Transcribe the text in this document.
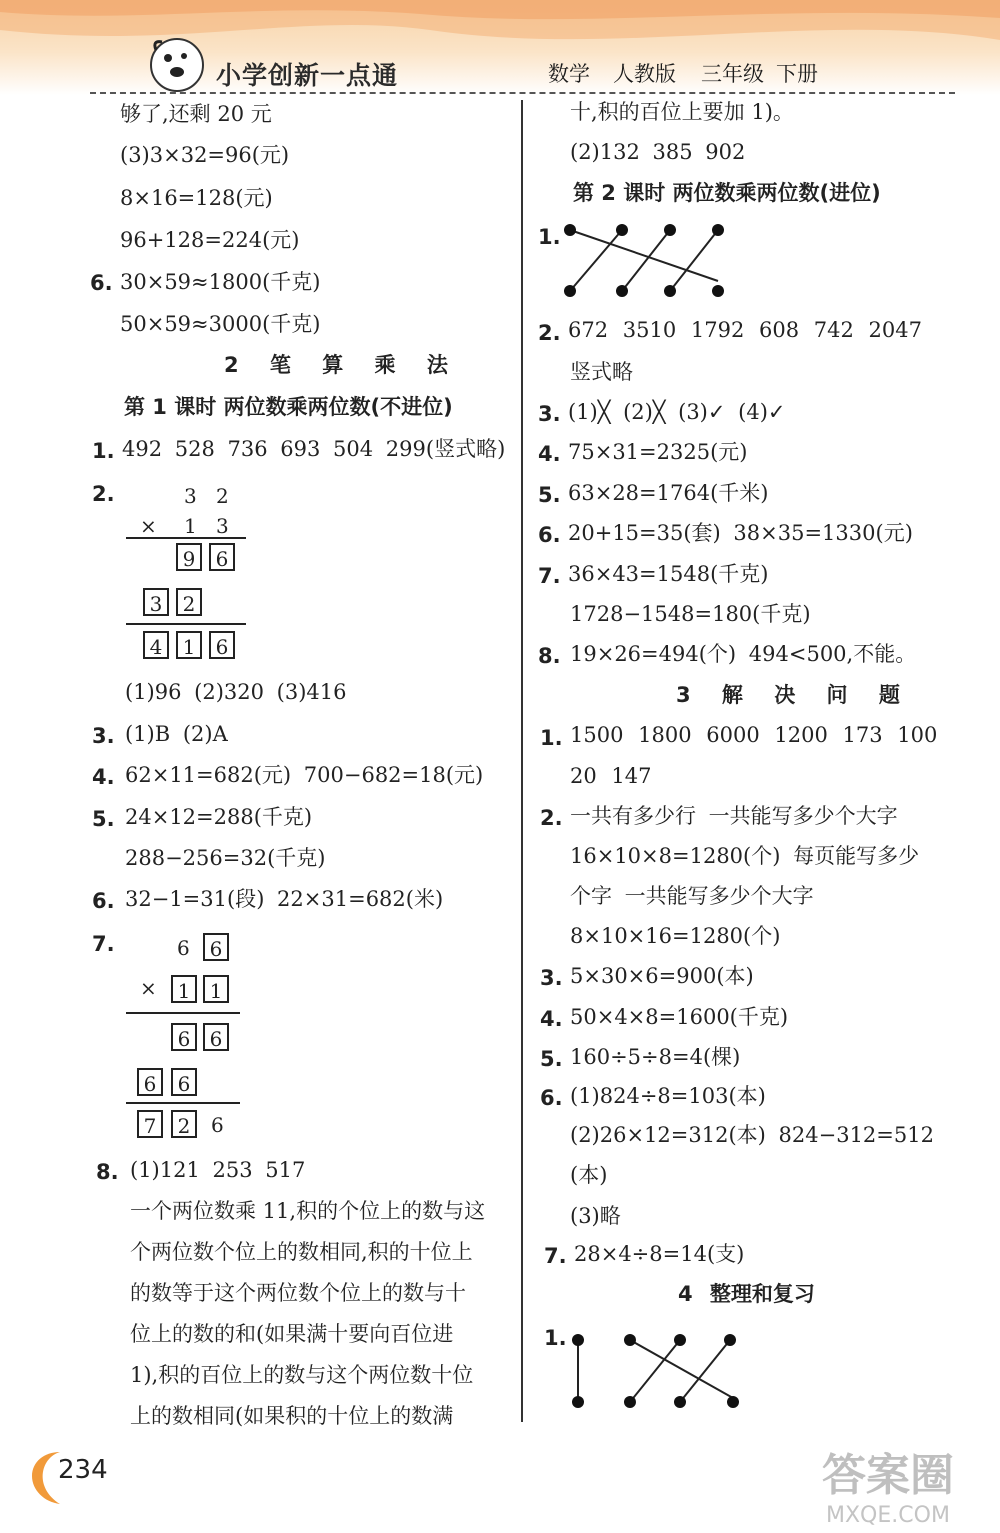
小学创新一点通	数学 人教版 三年级 下册
够了,还剩 20 元
(3)3×32=96(元)
8×16=128(元)
96+128=224(元)
6. 30×59≈1800(千克)
50×59≈3000(千克)
2 笔 算 乘 法
第 1 课时 两位数乘两位数(不进位)
1. 492 528 736 693 504 299(竖式略)
2.	3 2
× 1 3
9	6
3	2
4	1	6
(1)96 (2)320 (3)416
3. (1)B (2)A
4. 62×11=682(元) 700−682=18(元)
5. 24×12=288(千克)
288−256=32(千克)
6. 32−1=31(段) 22×31=682(米)
7.	6 6
×	1 1
6 6
6	6
7	2	6
8. (1)121 253 517
一个两位数乘 11,积的个位上的数与这
个两位数个位上的数相同,积的十位上
的数等于这个两位数个位上的数与十
位上的数的和(如果满十要向百位进
1),积的百位上的数与这个两位数十位
上的数相同(如果积的十位上的数满
十,积的百位上要加 1)。
(2)132 385 902
第 2 课时 两位数乘两位数(进位)
1.
2. 672 3510 1792 608 742 2047
竖式略
3. (1)╳ (2)╳ (3)✓ (4)✓
4. 75×31=2325(元)
5. 63×28=1764(千米)
6. 20+15=35(套) 38×35=1330(元)
7. 36×43=1548(千克)
1728−1548=180(千克)
8. 19×26=494(个) 494<500,不能。
3 解 决 问 题
1. 1500 1800 6000 1200 173 100
20 147
2. 一共有多少行 一共能写多少个大字
16×10×8=1280(个) 每页能写多少
个字 一共能写多少个大字
8×10×16=1280(个)
3. 5×30×6=900(本)
4. 50×4×8=1600(千克)
5. 160÷5÷8=4(棵)
6. (1)824÷8=103(本)
(2)26×12=312(本) 824−312=512
(本)
(3)略
7. 28×4÷8=14(支)
4 整理和复习
1.
234	答案圈
MXQE.COM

#####

### PROBLEM:
Repeat the full listing above exactly, with no pictures in the copy.

### THE RESULT:
Transcribe the text in this document.
小学创新一点通	数学 人教版 三年级 下册
够了,还剩 20 元
(3)3×32=96(元)
8×16=128(元)
96+128=224(元)
6. 30×59≈1800(千克)
50×59≈3000(千克)
2 笔 算 乘 法
第 1 课时 两位数乘两位数(不进位)
1. 492 528 736 693 504 299(竖式略)
2.	3 2
× 1 3
9	6
3	2
4	1	6
(1)96 (2)320 (3)416
3. (1)B (2)A
4. 62×11=682(元) 700−682=18(元)
5. 24×12=288(千克)
288−256=32(千克)
6. 32−1=31(段) 22×31=682(米)
7.	6 6
×	1 1
6 6
6	6
7	2	6
8. (1)121 253 517
一个两位数乘 11,积的个位上的数与这
个两位数个位上的数相同,积的十位上
的数等于这个两位数个位上的数与十
位上的数的和(如果满十要向百位进
1),积的百位上的数与这个两位数十位
上的数相同(如果积的十位上的数满
十,积的百位上要加 1)。
(2)132 385 902
第 2 课时 两位数乘两位数(进位)
1.
2. 672 3510 1792 608 742 2047
竖式略
3. (1)╳ (2)╳ (3)✓ (4)✓
4. 75×31=2325(元)
5. 63×28=1764(千米)
6. 20+15=35(套) 38×35=1330(元)
7. 36×43=1548(千克)
1728−1548=180(千克)
8. 19×26=494(个) 494<500,不能。
3 解 决 问 题
1. 1500 1800 6000 1200 173 100
20 147
2. 一共有多少行 一共能写多少个大字
16×10×8=1280(个) 每页能写多少
个字 一共能写多少个大字
8×10×16=1280(个)
3. 5×30×6=900(本)
4. 50×4×8=1600(千克)
5. 160÷5÷8=4(棵)
6. (1)824÷8=103(本)
(2)26×12=312(本) 824−312=512
(本)
(3)略
7. 28×4÷8=14(支)
4 整理和复习
1.
234	答案圈
MXQE.COM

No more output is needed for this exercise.